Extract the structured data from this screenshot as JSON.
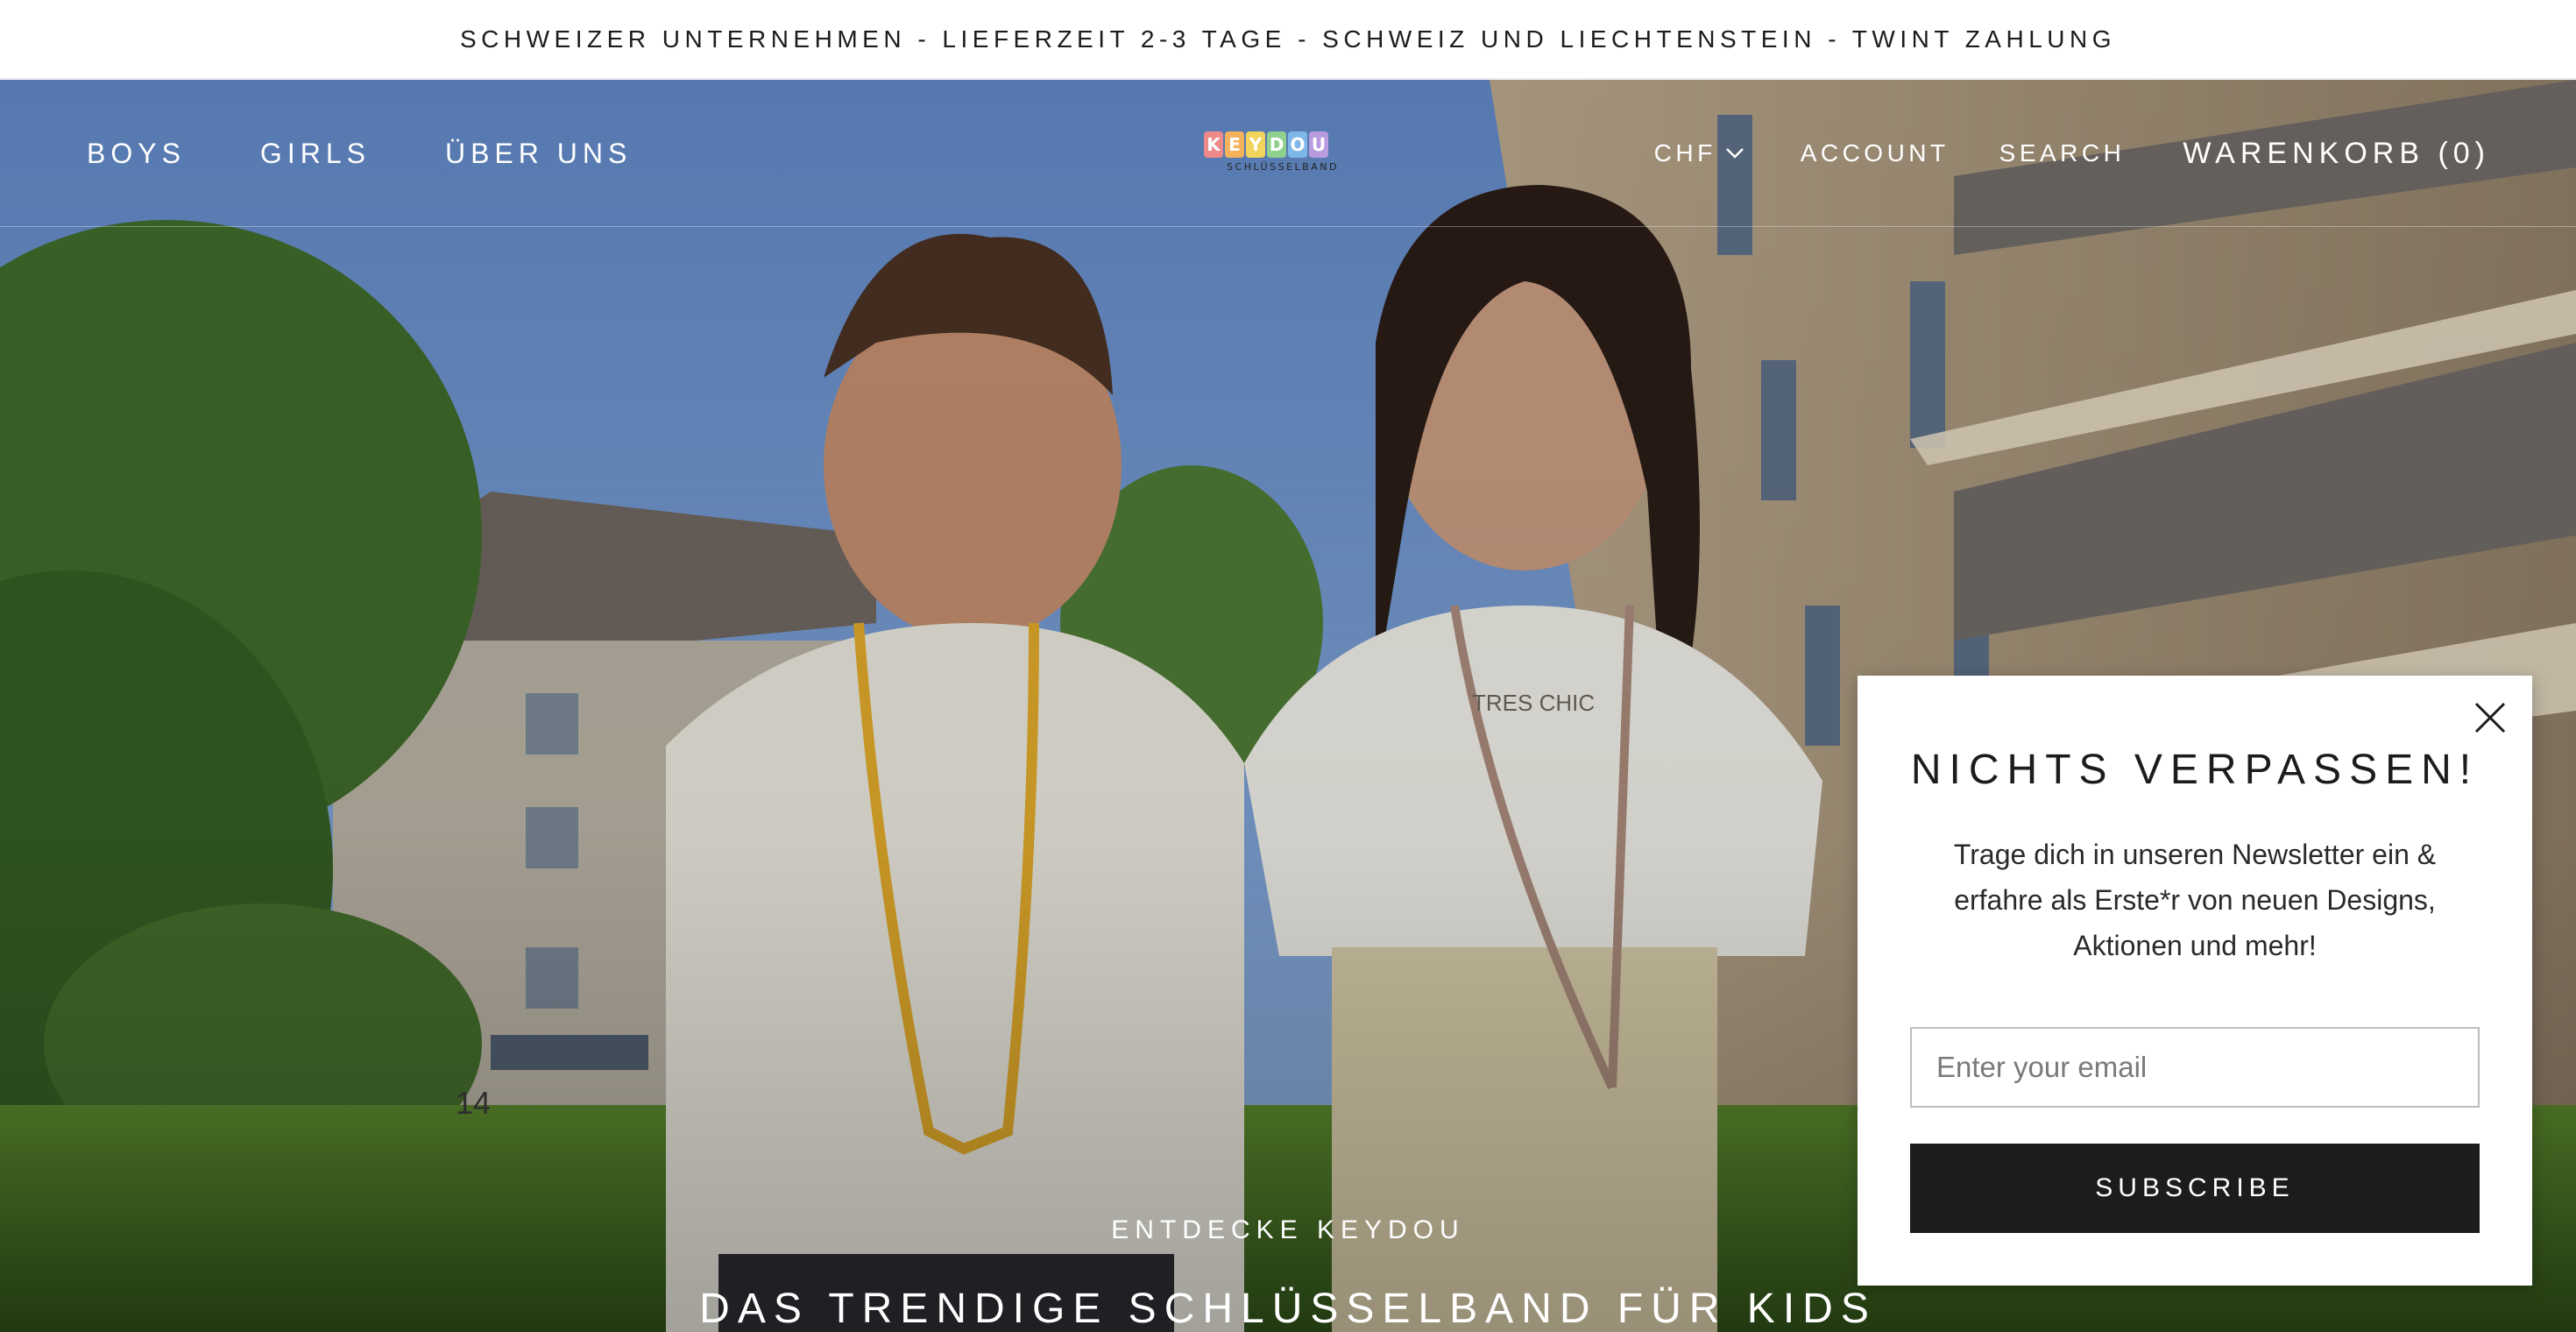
{
  "announcement": {
    "text": "SCHWEIZER UNTERNEHMEN - LIEFERZEIT 2-3 TAGE - SCHWEIZ UND LIECHTENSTEIN - TWINT ZAHLUNG"
  },
  "header": {
    "nav_left": [
      "BOYS",
      "GIRLS",
      "ÜBER UNS"
    ],
    "logo": {
      "letters": [
        "K",
        "E",
        "Y",
        "D",
        "O",
        "U"
      ],
      "subtitle": "SCHLÜSSELBAND"
    },
    "currency": "CHF",
    "account": "ACCOUNT",
    "search": "SEARCH",
    "cart": "WARENKORB (0)"
  },
  "hero": {
    "kicker": "ENTDECKE KEYDOU",
    "title": "DAS TRENDIGE SCHLÜSSELBAND FÜR KIDS",
    "shirt_print": "TRES CHIC",
    "house_number": "14"
  },
  "popup": {
    "title": "NICHTS VERPASSEN!",
    "text": "Trage dich in unseren Newsletter ein & erfahre als Erste*r von neuen Designs, Aktionen und mehr!",
    "email_placeholder": "Enter your email",
    "button": "SUBSCRIBE"
  },
  "colors": {
    "logo_letters": [
      "#ef8a8a",
      "#f5b25c",
      "#f2d35b",
      "#8fd08f",
      "#7fb8e8",
      "#b99be0"
    ],
    "button_bg": "#1c1c1c"
  }
}
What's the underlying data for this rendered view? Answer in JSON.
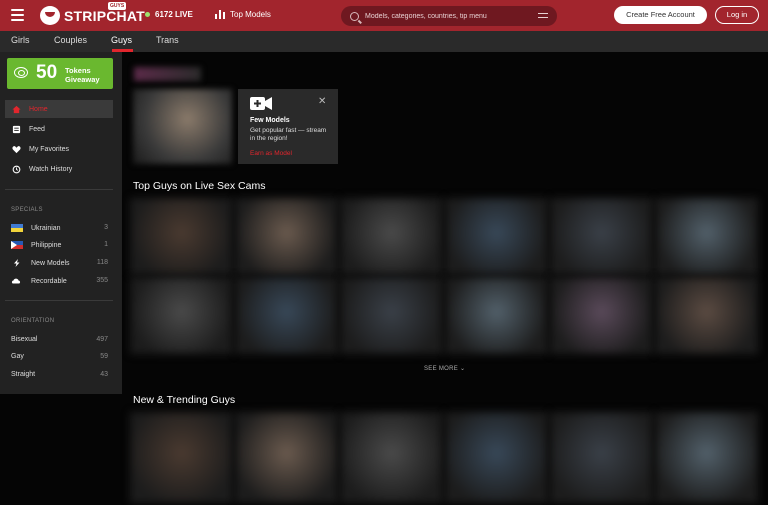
{
  "topbar": {
    "logo_text": "STRIPCHAT",
    "logo_badge": "GUYS",
    "live_count": "6172 LIVE",
    "top_models": "Top Models",
    "search_placeholder": "Models, categories, countries, tip menu",
    "create_account": "Create Free Account",
    "login": "Log in"
  },
  "subnav": {
    "tabs": [
      {
        "label": "Girls",
        "active": false
      },
      {
        "label": "Couples",
        "active": false
      },
      {
        "label": "Guys",
        "active": true
      },
      {
        "label": "Trans",
        "active": false
      }
    ]
  },
  "sidebar": {
    "giveaway": {
      "number": "50",
      "line1": "Tokens",
      "line2": "Giveaway"
    },
    "nav": [
      {
        "label": "Home",
        "icon": "home-icon",
        "active": true
      },
      {
        "label": "Feed",
        "icon": "feed-icon"
      },
      {
        "label": "My Favorites",
        "icon": "heart-icon"
      },
      {
        "label": "Watch History",
        "icon": "history-icon"
      }
    ],
    "specials_label": "SPECIALS",
    "specials": [
      {
        "label": "Ukrainian",
        "count": "3",
        "icon": "ukraine-flag-icon"
      },
      {
        "label": "Philippine",
        "count": "1",
        "icon": "philippines-flag-icon"
      },
      {
        "label": "New Models",
        "count": "118",
        "icon": "lightning-icon"
      },
      {
        "label": "Recordable",
        "count": "355",
        "icon": "recordable-icon"
      }
    ],
    "orientation_label": "ORIENTATION",
    "orientation": [
      {
        "label": "Bisexual",
        "count": "497"
      },
      {
        "label": "Gay",
        "count": "59"
      },
      {
        "label": "Straight",
        "count": "43"
      }
    ]
  },
  "promo_card": {
    "title": "Few Models",
    "text": "Get popular fast — stream in the region!",
    "link": "Earn as Model"
  },
  "sections": {
    "top_title": "Top Guys on Live Sex Cams",
    "see_more": "SEE MORE",
    "trending_title": "New & Trending Guys"
  },
  "colors": {
    "brand": "#a2252d",
    "accent_red": "#e1262d",
    "giveaway_green": "#6ab82f"
  }
}
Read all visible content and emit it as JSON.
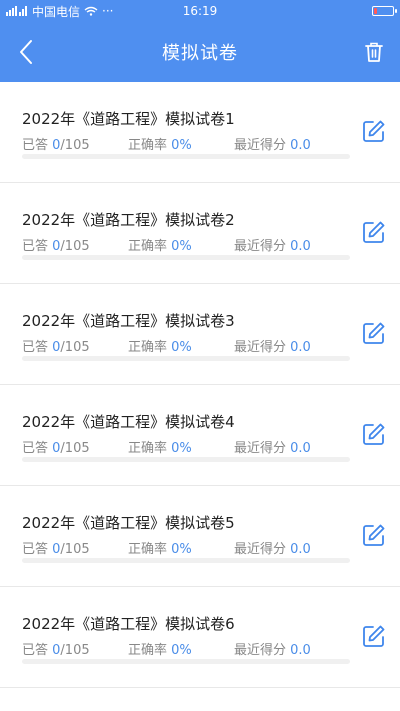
{
  "status_bar": {
    "signal_text": "中国电信",
    "more": "···",
    "time": "16:19",
    "battery_level_percent": 20
  },
  "header": {
    "title": "模拟试卷",
    "back_icon": "chevron-left-icon",
    "trash_icon": "trash-icon"
  },
  "labels": {
    "answered": "已答",
    "accuracy": "正确率",
    "recent_score": "最近得分"
  },
  "exams": [
    {
      "title": "2022年《道路工程》模拟试卷1",
      "answered": "0",
      "total": "/105",
      "accuracy": "0%",
      "score": "0.0",
      "progress": 0
    },
    {
      "title": "2022年《道路工程》模拟试卷2",
      "answered": "0",
      "total": "/105",
      "accuracy": "0%",
      "score": "0.0",
      "progress": 0
    },
    {
      "title": "2022年《道路工程》模拟试卷3",
      "answered": "0",
      "total": "/105",
      "accuracy": "0%",
      "score": "0.0",
      "progress": 0
    },
    {
      "title": "2022年《道路工程》模拟试卷4",
      "answered": "0",
      "total": "/105",
      "accuracy": "0%",
      "score": "0.0",
      "progress": 0
    },
    {
      "title": "2022年《道路工程》模拟试卷5",
      "answered": "0",
      "total": "/105",
      "accuracy": "0%",
      "score": "0.0",
      "progress": 0
    },
    {
      "title": "2022年《道路工程》模拟试卷6",
      "answered": "0",
      "total": "/105",
      "accuracy": "0%",
      "score": "0.0",
      "progress": 0
    }
  ],
  "colors": {
    "primary": "#4f8ff0",
    "accent_text": "#4a8de8"
  }
}
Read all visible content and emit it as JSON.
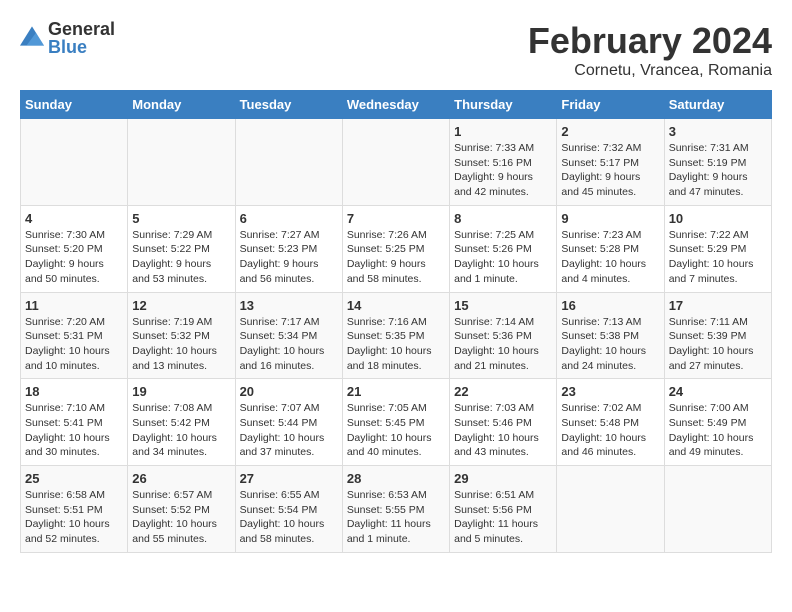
{
  "logo": {
    "text_general": "General",
    "text_blue": "Blue"
  },
  "title": "February 2024",
  "subtitle": "Cornetu, Vrancea, Romania",
  "days_of_week": [
    "Sunday",
    "Monday",
    "Tuesday",
    "Wednesday",
    "Thursday",
    "Friday",
    "Saturday"
  ],
  "weeks": [
    [
      {
        "day": "",
        "info": ""
      },
      {
        "day": "",
        "info": ""
      },
      {
        "day": "",
        "info": ""
      },
      {
        "day": "",
        "info": ""
      },
      {
        "day": "1",
        "info": "Sunrise: 7:33 AM\nSunset: 5:16 PM\nDaylight: 9 hours\nand 42 minutes."
      },
      {
        "day": "2",
        "info": "Sunrise: 7:32 AM\nSunset: 5:17 PM\nDaylight: 9 hours\nand 45 minutes."
      },
      {
        "day": "3",
        "info": "Sunrise: 7:31 AM\nSunset: 5:19 PM\nDaylight: 9 hours\nand 47 minutes."
      }
    ],
    [
      {
        "day": "4",
        "info": "Sunrise: 7:30 AM\nSunset: 5:20 PM\nDaylight: 9 hours\nand 50 minutes."
      },
      {
        "day": "5",
        "info": "Sunrise: 7:29 AM\nSunset: 5:22 PM\nDaylight: 9 hours\nand 53 minutes."
      },
      {
        "day": "6",
        "info": "Sunrise: 7:27 AM\nSunset: 5:23 PM\nDaylight: 9 hours\nand 56 minutes."
      },
      {
        "day": "7",
        "info": "Sunrise: 7:26 AM\nSunset: 5:25 PM\nDaylight: 9 hours\nand 58 minutes."
      },
      {
        "day": "8",
        "info": "Sunrise: 7:25 AM\nSunset: 5:26 PM\nDaylight: 10 hours\nand 1 minute."
      },
      {
        "day": "9",
        "info": "Sunrise: 7:23 AM\nSunset: 5:28 PM\nDaylight: 10 hours\nand 4 minutes."
      },
      {
        "day": "10",
        "info": "Sunrise: 7:22 AM\nSunset: 5:29 PM\nDaylight: 10 hours\nand 7 minutes."
      }
    ],
    [
      {
        "day": "11",
        "info": "Sunrise: 7:20 AM\nSunset: 5:31 PM\nDaylight: 10 hours\nand 10 minutes."
      },
      {
        "day": "12",
        "info": "Sunrise: 7:19 AM\nSunset: 5:32 PM\nDaylight: 10 hours\nand 13 minutes."
      },
      {
        "day": "13",
        "info": "Sunrise: 7:17 AM\nSunset: 5:34 PM\nDaylight: 10 hours\nand 16 minutes."
      },
      {
        "day": "14",
        "info": "Sunrise: 7:16 AM\nSunset: 5:35 PM\nDaylight: 10 hours\nand 18 minutes."
      },
      {
        "day": "15",
        "info": "Sunrise: 7:14 AM\nSunset: 5:36 PM\nDaylight: 10 hours\nand 21 minutes."
      },
      {
        "day": "16",
        "info": "Sunrise: 7:13 AM\nSunset: 5:38 PM\nDaylight: 10 hours\nand 24 minutes."
      },
      {
        "day": "17",
        "info": "Sunrise: 7:11 AM\nSunset: 5:39 PM\nDaylight: 10 hours\nand 27 minutes."
      }
    ],
    [
      {
        "day": "18",
        "info": "Sunrise: 7:10 AM\nSunset: 5:41 PM\nDaylight: 10 hours\nand 30 minutes."
      },
      {
        "day": "19",
        "info": "Sunrise: 7:08 AM\nSunset: 5:42 PM\nDaylight: 10 hours\nand 34 minutes."
      },
      {
        "day": "20",
        "info": "Sunrise: 7:07 AM\nSunset: 5:44 PM\nDaylight: 10 hours\nand 37 minutes."
      },
      {
        "day": "21",
        "info": "Sunrise: 7:05 AM\nSunset: 5:45 PM\nDaylight: 10 hours\nand 40 minutes."
      },
      {
        "day": "22",
        "info": "Sunrise: 7:03 AM\nSunset: 5:46 PM\nDaylight: 10 hours\nand 43 minutes."
      },
      {
        "day": "23",
        "info": "Sunrise: 7:02 AM\nSunset: 5:48 PM\nDaylight: 10 hours\nand 46 minutes."
      },
      {
        "day": "24",
        "info": "Sunrise: 7:00 AM\nSunset: 5:49 PM\nDaylight: 10 hours\nand 49 minutes."
      }
    ],
    [
      {
        "day": "25",
        "info": "Sunrise: 6:58 AM\nSunset: 5:51 PM\nDaylight: 10 hours\nand 52 minutes."
      },
      {
        "day": "26",
        "info": "Sunrise: 6:57 AM\nSunset: 5:52 PM\nDaylight: 10 hours\nand 55 minutes."
      },
      {
        "day": "27",
        "info": "Sunrise: 6:55 AM\nSunset: 5:54 PM\nDaylight: 10 hours\nand 58 minutes."
      },
      {
        "day": "28",
        "info": "Sunrise: 6:53 AM\nSunset: 5:55 PM\nDaylight: 11 hours\nand 1 minute."
      },
      {
        "day": "29",
        "info": "Sunrise: 6:51 AM\nSunset: 5:56 PM\nDaylight: 11 hours\nand 5 minutes."
      },
      {
        "day": "",
        "info": ""
      },
      {
        "day": "",
        "info": ""
      }
    ]
  ]
}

*-*-*

[WORK TO COMPLETE]:
State the count of lines holding the string "Models" in the listing above, and nothing else.

[WRITTEN ANSWER]:
4